- **REQUIREMENTS**
Reproduce every line of the records below verbatim, changing nothing.

— BEGIN —

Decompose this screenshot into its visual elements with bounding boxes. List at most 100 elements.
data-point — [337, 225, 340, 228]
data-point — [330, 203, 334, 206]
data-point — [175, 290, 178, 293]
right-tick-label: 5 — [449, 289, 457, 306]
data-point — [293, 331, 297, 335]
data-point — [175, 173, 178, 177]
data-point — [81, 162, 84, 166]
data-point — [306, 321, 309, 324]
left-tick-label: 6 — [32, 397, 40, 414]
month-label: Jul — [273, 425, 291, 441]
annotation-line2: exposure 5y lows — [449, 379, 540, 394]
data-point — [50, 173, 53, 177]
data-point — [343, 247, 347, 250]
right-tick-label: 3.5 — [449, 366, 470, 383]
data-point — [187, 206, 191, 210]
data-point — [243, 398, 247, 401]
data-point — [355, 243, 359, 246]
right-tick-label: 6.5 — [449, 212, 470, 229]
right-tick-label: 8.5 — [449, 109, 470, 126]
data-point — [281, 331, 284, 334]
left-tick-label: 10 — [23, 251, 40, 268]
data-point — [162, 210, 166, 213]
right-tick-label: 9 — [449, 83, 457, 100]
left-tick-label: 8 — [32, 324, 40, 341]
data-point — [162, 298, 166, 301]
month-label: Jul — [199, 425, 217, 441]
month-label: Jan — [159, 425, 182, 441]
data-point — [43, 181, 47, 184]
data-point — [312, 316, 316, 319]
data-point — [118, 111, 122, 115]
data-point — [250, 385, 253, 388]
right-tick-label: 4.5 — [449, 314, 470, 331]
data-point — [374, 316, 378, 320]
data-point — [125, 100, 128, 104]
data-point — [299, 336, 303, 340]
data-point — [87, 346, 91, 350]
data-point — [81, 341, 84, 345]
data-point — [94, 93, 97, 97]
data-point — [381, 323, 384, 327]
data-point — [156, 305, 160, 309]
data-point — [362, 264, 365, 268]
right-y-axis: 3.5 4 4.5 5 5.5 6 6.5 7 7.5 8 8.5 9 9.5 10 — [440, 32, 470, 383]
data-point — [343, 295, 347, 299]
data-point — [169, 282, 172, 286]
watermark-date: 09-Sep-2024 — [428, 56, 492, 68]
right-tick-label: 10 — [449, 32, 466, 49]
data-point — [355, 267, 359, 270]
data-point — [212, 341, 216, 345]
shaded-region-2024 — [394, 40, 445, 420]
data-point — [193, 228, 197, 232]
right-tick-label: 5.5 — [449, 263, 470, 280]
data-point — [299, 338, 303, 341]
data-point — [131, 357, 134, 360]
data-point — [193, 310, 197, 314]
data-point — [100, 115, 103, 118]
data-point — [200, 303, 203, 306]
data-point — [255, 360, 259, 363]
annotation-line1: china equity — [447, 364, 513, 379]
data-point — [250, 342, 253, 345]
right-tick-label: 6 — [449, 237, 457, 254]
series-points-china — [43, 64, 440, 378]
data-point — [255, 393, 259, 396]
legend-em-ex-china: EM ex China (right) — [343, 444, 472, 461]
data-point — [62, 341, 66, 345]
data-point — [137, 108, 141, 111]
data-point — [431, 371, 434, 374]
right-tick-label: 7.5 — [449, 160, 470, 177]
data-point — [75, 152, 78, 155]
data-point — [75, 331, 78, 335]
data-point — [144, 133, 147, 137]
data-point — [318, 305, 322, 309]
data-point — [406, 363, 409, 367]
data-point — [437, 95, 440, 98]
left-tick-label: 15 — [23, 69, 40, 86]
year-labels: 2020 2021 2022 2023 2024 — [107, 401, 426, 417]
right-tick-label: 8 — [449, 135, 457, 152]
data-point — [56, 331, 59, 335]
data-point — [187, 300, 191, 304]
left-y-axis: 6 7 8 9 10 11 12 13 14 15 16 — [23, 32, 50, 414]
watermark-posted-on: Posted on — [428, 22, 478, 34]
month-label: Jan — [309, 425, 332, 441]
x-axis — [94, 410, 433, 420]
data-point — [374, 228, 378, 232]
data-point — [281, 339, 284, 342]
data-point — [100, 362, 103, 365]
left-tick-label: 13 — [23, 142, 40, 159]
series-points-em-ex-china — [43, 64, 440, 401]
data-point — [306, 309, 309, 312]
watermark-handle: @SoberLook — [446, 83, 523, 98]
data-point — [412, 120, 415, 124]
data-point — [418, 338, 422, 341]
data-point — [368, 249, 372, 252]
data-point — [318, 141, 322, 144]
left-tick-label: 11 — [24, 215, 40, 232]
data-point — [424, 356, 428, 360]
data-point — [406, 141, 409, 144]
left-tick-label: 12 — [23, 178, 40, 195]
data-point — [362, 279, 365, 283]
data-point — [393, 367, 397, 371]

— END —

- **ANSWER TO THIS TASK**
Decompose this screenshot into its visual elements with bounding boxes. List at most 100 elements.
data-point — [337, 225, 340, 228]
data-point — [330, 203, 334, 206]
data-point — [175, 290, 178, 293]
right-tick-label: 5 — [449, 289, 457, 306]
data-point — [293, 331, 297, 335]
data-point — [175, 173, 178, 177]
data-point — [81, 162, 84, 166]
data-point — [306, 321, 309, 324]
left-tick-label: 6 — [32, 397, 40, 414]
month-label: Jul — [273, 425, 291, 441]
annotation-line2: exposure 5y lows — [449, 379, 540, 394]
data-point — [50, 173, 53, 177]
data-point — [343, 247, 347, 250]
right-tick-label: 3.5 — [449, 366, 470, 383]
data-point — [187, 206, 191, 210]
data-point — [243, 398, 247, 401]
data-point — [355, 243, 359, 246]
right-tick-label: 6.5 — [449, 212, 470, 229]
right-tick-label: 8.5 — [449, 109, 470, 126]
data-point — [281, 331, 284, 334]
left-tick-label: 10 — [23, 251, 40, 268]
data-point — [162, 210, 166, 213]
right-tick-label: 9 — [449, 83, 457, 100]
left-tick-label: 8 — [32, 324, 40, 341]
data-point — [162, 298, 166, 301]
month-label: Jul — [199, 425, 217, 441]
month-label: Jan — [159, 425, 182, 441]
data-point — [43, 181, 47, 184]
data-point — [312, 316, 316, 319]
data-point — [118, 111, 122, 115]
data-point — [250, 385, 253, 388]
right-tick-label: 4.5 — [449, 314, 470, 331]
data-point — [374, 316, 378, 320]
data-point — [125, 100, 128, 104]
data-point — [299, 336, 303, 340]
data-point — [87, 346, 91, 350]
data-point — [81, 341, 84, 345]
data-point — [94, 93, 97, 97]
data-point — [381, 323, 384, 327]
data-point — [156, 305, 160, 309]
data-point — [362, 264, 365, 268]
right-y-axis: 3.5 4 4.5 5 5.5 6 6.5 7 7.5 8 8.5 9 9.5 10 — [440, 32, 470, 383]
data-point — [343, 295, 347, 299]
data-point — [169, 282, 172, 286]
watermark-date: 09-Sep-2024 — [428, 56, 492, 68]
right-tick-label: 10 — [449, 32, 466, 49]
data-point — [355, 267, 359, 270]
data-point — [212, 341, 216, 345]
shaded-region-2024 — [394, 40, 445, 420]
data-point — [193, 228, 197, 232]
right-tick-label: 5.5 — [449, 263, 470, 280]
data-point — [299, 338, 303, 341]
data-point — [131, 357, 134, 360]
data-point — [193, 310, 197, 314]
data-point — [100, 115, 103, 118]
data-point — [200, 303, 203, 306]
data-point — [255, 360, 259, 363]
annotation-line1: china equity — [447, 364, 513, 379]
data-point — [250, 342, 253, 345]
right-tick-label: 6 — [449, 237, 457, 254]
series-points-china — [43, 64, 440, 378]
data-point — [255, 393, 259, 396]
legend-em-ex-china: EM ex China (right) — [343, 444, 472, 461]
data-point — [62, 341, 66, 345]
data-point — [137, 108, 141, 111]
data-point — [431, 371, 434, 374]
right-tick-label: 7.5 — [449, 160, 470, 177]
data-point — [75, 152, 78, 155]
data-point — [75, 331, 78, 335]
data-point — [144, 133, 147, 137]
data-point — [318, 305, 322, 309]
data-point — [406, 363, 409, 367]
data-point — [437, 95, 440, 98]
left-tick-label: 15 — [23, 69, 40, 86]
year-labels: 2020 2021 2022 2023 2024 — [107, 401, 426, 417]
right-tick-label: 8 — [449, 135, 457, 152]
data-point — [56, 331, 59, 335]
data-point — [187, 300, 191, 304]
left-y-axis: 6 7 8 9 10 11 12 13 14 15 16 — [23, 32, 50, 414]
watermark-posted-on: Posted on — [428, 22, 478, 34]
month-label: Jan — [309, 425, 332, 441]
x-axis — [94, 410, 433, 420]
data-point — [374, 228, 378, 232]
data-point — [281, 339, 284, 342]
data-point — [100, 362, 103, 365]
left-tick-label: 13 — [23, 142, 40, 159]
series-points-em-ex-china — [43, 64, 440, 401]
data-point — [306, 309, 309, 312]
watermark-handle: @SoberLook — [446, 83, 523, 98]
data-point — [412, 120, 415, 124]
data-point — [418, 338, 422, 341]
data-point — [368, 249, 372, 252]
data-point — [318, 141, 322, 144]
left-tick-label: 11 — [24, 215, 40, 232]
data-point — [424, 356, 428, 360]
data-point — [406, 141, 409, 144]
left-tick-label: 12 — [23, 178, 40, 195]
data-point — [362, 279, 365, 283]
data-point — [393, 367, 397, 371]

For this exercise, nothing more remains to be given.